(EXERCISE DETAILS):
Which lines hold the word "obrazu"? Show each of them.

··· RAW RECORDS

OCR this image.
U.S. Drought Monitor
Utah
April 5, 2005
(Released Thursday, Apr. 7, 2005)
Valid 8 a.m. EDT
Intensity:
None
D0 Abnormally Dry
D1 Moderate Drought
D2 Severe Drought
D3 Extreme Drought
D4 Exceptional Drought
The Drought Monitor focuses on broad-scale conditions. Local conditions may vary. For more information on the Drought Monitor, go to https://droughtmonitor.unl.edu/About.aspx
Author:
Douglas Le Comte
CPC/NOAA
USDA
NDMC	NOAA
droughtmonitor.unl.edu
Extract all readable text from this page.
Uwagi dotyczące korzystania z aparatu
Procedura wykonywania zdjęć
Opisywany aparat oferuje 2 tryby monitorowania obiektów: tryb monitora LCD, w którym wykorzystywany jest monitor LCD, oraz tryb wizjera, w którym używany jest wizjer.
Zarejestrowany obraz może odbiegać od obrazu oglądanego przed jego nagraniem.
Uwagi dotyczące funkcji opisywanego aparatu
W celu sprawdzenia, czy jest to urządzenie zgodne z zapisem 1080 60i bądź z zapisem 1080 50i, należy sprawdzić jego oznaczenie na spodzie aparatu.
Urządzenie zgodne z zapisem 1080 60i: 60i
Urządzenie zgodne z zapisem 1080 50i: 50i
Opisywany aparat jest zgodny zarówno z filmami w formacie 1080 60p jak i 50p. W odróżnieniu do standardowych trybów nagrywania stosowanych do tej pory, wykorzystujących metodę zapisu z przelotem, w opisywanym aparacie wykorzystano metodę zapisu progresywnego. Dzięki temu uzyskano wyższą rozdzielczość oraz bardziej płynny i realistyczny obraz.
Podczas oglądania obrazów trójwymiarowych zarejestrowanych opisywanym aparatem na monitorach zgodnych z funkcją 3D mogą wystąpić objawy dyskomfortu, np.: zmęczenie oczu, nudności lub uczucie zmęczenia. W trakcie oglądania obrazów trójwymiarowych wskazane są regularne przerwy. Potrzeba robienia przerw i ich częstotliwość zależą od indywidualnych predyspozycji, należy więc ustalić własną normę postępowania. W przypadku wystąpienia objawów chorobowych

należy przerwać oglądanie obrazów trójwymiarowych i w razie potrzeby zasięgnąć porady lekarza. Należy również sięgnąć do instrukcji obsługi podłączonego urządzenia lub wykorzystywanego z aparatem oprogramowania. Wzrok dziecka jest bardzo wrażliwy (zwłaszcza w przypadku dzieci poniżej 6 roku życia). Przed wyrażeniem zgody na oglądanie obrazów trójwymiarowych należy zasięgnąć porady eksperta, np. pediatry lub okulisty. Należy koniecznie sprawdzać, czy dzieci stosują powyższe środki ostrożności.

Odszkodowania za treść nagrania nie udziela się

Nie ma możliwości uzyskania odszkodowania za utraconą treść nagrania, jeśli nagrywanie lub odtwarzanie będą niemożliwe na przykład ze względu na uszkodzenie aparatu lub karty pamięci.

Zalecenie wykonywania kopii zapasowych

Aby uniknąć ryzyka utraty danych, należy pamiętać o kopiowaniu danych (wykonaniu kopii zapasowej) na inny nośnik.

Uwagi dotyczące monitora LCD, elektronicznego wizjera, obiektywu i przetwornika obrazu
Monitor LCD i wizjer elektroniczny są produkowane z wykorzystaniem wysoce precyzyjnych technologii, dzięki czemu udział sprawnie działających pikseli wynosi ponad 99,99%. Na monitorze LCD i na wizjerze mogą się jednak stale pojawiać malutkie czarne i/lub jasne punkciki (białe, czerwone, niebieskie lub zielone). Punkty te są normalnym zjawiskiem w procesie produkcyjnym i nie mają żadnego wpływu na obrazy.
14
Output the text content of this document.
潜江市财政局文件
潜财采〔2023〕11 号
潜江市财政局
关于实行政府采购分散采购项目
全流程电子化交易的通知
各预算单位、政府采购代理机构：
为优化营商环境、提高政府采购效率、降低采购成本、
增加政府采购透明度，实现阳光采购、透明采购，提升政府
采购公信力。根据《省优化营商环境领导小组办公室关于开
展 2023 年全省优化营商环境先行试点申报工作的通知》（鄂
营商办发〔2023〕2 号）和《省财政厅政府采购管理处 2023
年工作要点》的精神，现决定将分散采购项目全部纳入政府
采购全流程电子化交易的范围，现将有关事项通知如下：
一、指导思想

······

(COMPLETE OUTPUT):
Zarejestrowany obraz może odbiegać od obrazu oglądanego przed jego nagraniem.
Uwagi dotyczące monitora LCD, elektronicznego wizjera, obiektywu i przetwornika obrazu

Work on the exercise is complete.